Figure record listings:
============================================================

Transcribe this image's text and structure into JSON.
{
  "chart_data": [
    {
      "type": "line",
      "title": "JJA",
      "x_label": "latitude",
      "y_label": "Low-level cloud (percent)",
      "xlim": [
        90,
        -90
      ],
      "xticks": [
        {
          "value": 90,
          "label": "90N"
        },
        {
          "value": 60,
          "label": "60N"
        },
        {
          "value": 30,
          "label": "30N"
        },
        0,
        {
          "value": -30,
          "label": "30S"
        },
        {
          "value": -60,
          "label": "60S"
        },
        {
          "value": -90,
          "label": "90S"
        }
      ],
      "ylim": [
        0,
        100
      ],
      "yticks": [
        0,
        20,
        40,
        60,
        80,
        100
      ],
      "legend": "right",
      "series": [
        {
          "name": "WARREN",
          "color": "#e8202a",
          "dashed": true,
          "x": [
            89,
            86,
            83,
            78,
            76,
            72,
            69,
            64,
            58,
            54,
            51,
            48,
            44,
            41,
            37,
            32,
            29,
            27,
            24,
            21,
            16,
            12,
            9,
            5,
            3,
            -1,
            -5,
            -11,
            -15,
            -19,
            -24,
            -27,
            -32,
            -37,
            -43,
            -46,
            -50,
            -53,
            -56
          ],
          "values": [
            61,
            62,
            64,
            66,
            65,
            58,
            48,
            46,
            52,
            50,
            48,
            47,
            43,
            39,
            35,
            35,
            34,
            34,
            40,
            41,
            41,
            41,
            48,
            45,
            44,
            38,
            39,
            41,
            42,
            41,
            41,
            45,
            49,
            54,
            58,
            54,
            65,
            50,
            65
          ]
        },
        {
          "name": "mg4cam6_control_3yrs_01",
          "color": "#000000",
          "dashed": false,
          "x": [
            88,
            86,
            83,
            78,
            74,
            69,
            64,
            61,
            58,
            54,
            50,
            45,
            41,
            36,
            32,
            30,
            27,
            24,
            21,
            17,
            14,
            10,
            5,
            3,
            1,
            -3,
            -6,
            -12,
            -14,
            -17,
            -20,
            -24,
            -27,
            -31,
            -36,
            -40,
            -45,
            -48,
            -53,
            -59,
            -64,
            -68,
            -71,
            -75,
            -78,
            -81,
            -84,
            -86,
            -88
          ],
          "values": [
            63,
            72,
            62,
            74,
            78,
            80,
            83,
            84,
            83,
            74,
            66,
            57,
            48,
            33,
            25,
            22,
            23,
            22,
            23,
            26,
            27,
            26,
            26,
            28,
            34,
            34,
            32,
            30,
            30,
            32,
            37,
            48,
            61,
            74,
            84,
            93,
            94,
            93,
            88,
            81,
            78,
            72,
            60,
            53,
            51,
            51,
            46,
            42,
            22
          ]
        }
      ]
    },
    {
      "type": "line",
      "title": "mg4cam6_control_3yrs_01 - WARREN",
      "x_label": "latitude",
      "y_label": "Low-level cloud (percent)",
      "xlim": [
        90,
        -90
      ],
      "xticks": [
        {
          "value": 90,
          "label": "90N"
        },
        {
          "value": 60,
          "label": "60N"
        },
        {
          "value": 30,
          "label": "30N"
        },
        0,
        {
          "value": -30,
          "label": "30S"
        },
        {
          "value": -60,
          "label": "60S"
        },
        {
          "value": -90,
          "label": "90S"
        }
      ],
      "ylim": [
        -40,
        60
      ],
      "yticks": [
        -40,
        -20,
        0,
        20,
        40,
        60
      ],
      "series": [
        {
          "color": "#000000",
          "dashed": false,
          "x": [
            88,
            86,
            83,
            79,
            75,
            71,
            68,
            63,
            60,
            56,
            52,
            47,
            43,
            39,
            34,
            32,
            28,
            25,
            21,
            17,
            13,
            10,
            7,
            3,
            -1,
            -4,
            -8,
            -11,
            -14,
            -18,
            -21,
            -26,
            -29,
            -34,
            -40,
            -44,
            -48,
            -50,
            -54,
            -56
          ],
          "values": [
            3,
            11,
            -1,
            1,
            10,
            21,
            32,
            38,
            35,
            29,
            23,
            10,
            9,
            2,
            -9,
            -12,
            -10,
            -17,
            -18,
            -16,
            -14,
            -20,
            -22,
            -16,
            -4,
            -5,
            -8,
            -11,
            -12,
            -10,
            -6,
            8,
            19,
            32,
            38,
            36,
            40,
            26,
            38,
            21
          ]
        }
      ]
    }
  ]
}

============================================================

REQUIRED TASK: Show every line above in which the word "WARREN" occurs.

SOLUTION FOR THIS PROBLEM:
          "name": "WARREN",
      "title": "mg4cam6_control_3yrs_01 - WARREN",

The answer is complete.